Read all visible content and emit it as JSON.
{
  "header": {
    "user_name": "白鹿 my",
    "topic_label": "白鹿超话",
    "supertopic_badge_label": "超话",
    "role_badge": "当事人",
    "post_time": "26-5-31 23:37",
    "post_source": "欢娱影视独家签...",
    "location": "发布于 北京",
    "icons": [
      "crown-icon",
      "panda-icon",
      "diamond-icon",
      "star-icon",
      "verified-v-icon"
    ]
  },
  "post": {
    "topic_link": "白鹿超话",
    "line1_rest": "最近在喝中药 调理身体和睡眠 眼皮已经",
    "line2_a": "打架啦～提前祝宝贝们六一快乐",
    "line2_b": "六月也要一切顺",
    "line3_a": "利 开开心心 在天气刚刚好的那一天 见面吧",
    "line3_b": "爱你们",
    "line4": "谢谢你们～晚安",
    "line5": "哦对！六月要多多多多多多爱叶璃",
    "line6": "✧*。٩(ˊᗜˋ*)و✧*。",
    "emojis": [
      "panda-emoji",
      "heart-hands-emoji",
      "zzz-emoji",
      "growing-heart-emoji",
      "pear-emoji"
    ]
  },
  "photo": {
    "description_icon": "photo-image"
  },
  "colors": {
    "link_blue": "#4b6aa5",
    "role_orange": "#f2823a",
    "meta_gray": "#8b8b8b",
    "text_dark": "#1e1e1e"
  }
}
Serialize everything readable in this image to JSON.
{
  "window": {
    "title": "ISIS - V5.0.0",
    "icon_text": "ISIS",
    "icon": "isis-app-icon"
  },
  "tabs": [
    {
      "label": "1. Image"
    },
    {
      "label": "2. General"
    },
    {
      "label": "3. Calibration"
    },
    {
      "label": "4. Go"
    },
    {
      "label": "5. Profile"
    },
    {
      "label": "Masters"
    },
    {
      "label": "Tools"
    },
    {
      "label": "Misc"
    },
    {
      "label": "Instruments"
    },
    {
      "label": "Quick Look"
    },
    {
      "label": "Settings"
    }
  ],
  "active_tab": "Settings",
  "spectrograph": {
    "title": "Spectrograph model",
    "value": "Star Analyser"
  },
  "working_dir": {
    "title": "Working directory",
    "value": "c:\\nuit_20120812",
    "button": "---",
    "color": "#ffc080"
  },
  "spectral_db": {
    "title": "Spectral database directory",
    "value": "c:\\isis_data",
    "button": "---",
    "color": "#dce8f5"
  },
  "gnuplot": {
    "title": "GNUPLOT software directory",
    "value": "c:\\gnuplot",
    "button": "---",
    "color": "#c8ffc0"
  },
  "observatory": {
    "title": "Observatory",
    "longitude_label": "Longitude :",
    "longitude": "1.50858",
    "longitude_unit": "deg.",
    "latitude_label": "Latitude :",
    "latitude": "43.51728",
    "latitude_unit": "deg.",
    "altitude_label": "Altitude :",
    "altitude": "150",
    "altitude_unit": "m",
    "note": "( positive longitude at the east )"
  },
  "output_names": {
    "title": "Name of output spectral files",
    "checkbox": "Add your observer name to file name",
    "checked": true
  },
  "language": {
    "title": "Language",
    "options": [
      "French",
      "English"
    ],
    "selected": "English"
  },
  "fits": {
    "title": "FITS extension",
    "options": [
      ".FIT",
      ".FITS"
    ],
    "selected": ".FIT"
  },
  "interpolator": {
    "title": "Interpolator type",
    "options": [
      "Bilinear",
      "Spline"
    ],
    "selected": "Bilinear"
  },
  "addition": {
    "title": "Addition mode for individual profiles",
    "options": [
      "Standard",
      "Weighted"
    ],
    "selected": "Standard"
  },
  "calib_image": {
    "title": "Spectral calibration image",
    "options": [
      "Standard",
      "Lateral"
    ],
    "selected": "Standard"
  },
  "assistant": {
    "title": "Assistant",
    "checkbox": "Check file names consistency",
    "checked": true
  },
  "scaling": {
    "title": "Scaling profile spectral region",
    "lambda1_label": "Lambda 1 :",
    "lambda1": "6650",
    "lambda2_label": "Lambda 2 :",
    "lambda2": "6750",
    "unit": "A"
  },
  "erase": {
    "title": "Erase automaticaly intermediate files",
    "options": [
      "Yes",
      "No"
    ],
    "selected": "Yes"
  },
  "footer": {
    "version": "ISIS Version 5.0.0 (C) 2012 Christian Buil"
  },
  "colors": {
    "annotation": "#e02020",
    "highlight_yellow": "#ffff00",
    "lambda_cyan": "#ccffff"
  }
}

## [EXERCISE INSTRUCTIONS]
Say how many lines in the records hold "Settings", with the number as the whole reply.

## [RESPONSE TO THIS TASK]
2